> COMPLETE THE FOLLOWING:
- a) In the forum thread, which coupon code must be entered to receive the 20% discount?
- b) Write out the rows exactly as they appear, starting at the line that contains "Text: © All" and ending at the line that contains "70 36 98</box>", with both of those lines included.

> TEXT:
_ _ _ _

# The Vape Guy - 20% OFF MEGA SALE!



## BumbleBee (13/12/17)

The Vape Guy has been going strong for just over a year and to say thank you for the amazing support we would love to give something back, and seeing that it's Christmas we want to make it count 



​We are giving everyone a whopping 20% off absolutely everything on www.vapeguy.co.za for the rest of 2017 starting from this Friday 

*Start getting those carts ready, you want to take advantage of this massive 20% off SALE!*

How it works:


You need to be registered on www.vapeguy.co.za, if you don't already have an account then you need to create one.
Add awesome things to your cart.
When you're ready to place your order, view your shopping cart, there you will be able to apply your coupon.
Select "Use Coupon Code", enter the code *Merry2017 *and select "Apply"
Your 20% discount will be applied and you can continue to the checkout 



Free shipping still applies to orders over R1500 and the discount will apply to items already on sale

Reactions: Like 2 | Winner 10 | Thanks 1


----------



## Marius Combrink (13/12/17)

epic Stuff @BumbleBee 
Whats the chances of getting more moonboxes before Friday?
or am I being optimistic here


----------



## BumbleBee (13/12/17)

Marius Combrink said:


> epic Stuff @BumbleBee
> Whats the chances of getting more moonboxes before Friday?
> or am I being optimistic here


Not before Friday, but they should be here sometime during the sale

Reactions: Winner 1


----------



## TheV (13/12/17)

_ _ _ _

(Extracted data entries)
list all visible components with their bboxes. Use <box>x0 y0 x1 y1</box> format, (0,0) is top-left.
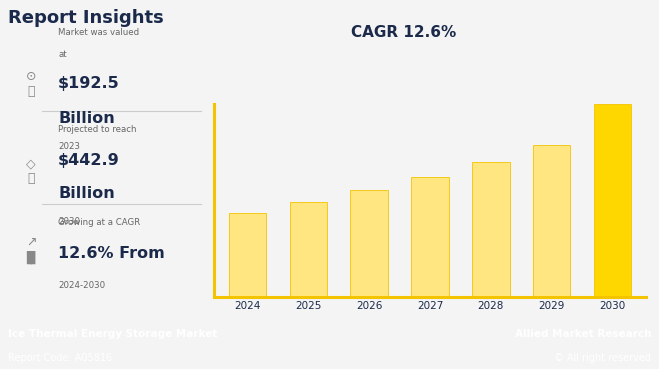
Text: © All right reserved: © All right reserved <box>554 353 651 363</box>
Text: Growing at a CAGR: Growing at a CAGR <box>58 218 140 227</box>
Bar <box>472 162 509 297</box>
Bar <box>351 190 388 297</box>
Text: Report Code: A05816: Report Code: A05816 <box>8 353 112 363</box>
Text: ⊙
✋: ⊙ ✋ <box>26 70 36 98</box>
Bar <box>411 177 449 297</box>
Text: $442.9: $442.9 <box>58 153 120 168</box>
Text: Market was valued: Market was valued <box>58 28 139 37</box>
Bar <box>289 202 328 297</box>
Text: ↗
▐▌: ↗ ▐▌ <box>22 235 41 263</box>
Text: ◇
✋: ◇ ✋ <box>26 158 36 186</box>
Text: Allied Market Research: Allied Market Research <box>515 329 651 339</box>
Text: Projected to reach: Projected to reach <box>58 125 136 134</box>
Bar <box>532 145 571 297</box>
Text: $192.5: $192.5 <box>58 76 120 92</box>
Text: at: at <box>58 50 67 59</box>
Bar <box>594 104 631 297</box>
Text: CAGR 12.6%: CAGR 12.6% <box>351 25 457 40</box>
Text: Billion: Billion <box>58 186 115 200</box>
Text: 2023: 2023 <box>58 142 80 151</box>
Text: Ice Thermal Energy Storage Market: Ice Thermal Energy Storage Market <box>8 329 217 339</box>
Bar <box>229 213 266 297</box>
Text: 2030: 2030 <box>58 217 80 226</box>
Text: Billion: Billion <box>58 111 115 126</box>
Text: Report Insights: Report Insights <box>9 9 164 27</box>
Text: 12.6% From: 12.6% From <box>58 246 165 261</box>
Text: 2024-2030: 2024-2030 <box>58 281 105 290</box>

_ _ _ _

> RESPONSES BY TASK:
- a) Merry2017

- b)
Text: © All right reserved: © All right reserved <box>554 353 651 363</box>
Text: Growing at a CAGR: Growing at a CAGR <box>58 218 140 227</box>
Bar <box>472 162 509 297</box>
Bar <box>351 190 388 297</box>
Text: Report Code: A05816: Report Code: A05816 <box>8 353 112 363</box>
Text: ⊙
✋: ⊙ ✋ <box>26 70 36 98</box>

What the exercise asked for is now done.